TEXTO SELECCIONADO:

Nos inquieta con razón la proliferación infecciosa de basuras, infectado la tierra, pudriendo los océanos, envenenando las especies.
Somos menos sensibles a la proliferación infecciosa de palabras, distribuidas a través de los medios de publicidad e incomunicación de masas, envenenando nuestra conciencia, imponiendo los órdenes éticos y estéticos de la germanía que mangonea el cotarro.
Y no me refiero tanto —-con ser una tragedia cainita—- a la lengua de chulos, matones, comisarios, bulderos y clérigos de muy distintas cofradías laicas. Tal basura es relativamente fácil de identificar.
Por momentos, quizá resulte más perversa la mercancía podrida envuelta en la sofística de los críticos más respetables, vendiendo —-ellos, tan críticos del “mercado”—- mercancías averiadas con el arte desalmado de la publicidad encubierta; silenciando esto o aquello, promocionando sin rubor las chucherías de la “casa” —-calificativo que algo tiene de mafioso—-, con la cínica alegría culpable de quien dice escribir para comer y nos invita a degustar sus hamburguesas infecciosas, pudriendo la difusión de “literatura” con su sofística publicitaria.

REGISTROS PROPORCIONADOS:
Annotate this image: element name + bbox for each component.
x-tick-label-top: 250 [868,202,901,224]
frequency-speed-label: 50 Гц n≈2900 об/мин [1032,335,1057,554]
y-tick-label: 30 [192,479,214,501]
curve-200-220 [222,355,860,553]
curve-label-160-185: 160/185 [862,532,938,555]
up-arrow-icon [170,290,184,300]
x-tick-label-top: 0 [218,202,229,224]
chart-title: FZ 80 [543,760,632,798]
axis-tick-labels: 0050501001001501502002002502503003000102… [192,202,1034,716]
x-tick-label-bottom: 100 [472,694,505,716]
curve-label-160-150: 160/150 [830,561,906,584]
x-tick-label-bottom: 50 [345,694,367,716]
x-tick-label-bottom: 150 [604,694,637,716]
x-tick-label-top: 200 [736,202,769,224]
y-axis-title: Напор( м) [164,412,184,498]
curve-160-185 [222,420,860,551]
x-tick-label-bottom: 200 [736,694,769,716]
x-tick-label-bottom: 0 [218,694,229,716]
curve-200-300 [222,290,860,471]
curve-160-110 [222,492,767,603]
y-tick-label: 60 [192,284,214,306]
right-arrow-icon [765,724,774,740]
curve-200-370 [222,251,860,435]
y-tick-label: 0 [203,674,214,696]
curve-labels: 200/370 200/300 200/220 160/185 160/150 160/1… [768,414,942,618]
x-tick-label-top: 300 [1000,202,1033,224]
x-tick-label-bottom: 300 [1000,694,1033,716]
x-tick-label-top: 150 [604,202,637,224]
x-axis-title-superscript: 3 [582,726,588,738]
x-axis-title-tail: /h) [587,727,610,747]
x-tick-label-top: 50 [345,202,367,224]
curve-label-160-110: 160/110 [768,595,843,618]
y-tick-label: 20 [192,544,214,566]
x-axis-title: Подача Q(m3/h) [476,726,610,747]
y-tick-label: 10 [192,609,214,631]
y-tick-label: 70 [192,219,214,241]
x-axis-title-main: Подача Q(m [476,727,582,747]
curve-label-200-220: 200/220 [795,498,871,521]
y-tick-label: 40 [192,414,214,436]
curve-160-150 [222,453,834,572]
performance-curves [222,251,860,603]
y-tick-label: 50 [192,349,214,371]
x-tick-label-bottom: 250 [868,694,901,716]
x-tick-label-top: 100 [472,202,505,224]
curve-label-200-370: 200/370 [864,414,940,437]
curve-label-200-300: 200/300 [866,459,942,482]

LISTA DE TAREAS:
1. Por favor, transcribe del texto seleccionado el fragmento que va desde "Nos inquieta con" hasta "fácil de identificar.", ambos incluidos.
2. Responde con datos del texto seleccionado:
(a) ¿Qué pudre y qué envenena la proliferación infecciosa de basuras?
(b) ¿A través de qué se distribuyen las palabras?
(c) ¿Para qué dice escribir quien invita a degustar sus hamburguesas infecciosas?
Los registros no guardan relación con el texto seleccionado.

RESPUESTAS:
1.
Nos inquieta con razón la proliferación infecciosa de basuras, infectado la tierra, pudriendo los océanos, envenenando las especies.
Somos menos sensibles a la proliferación infecciosa de palabras, distribuidas a través de los medios de publicidad e incomunicación de masas, envenenando nuestra conciencia, imponiendo los órdenes éticos y estéticos de la germanía que mangonea el cotarro.
Y no me refiero tanto —-con ser una tragedia cainita—- a la lengua de chulos, matones, comisarios, bulderos y clérigos de muy distintas cofradías laicas. Tal basura es relativamente fácil de identificar.

2.
(a) Pudre los océanos y envenena las especies.
(b) A través de los medios de publicidad e incomunicación de masas.
(c) Para comer.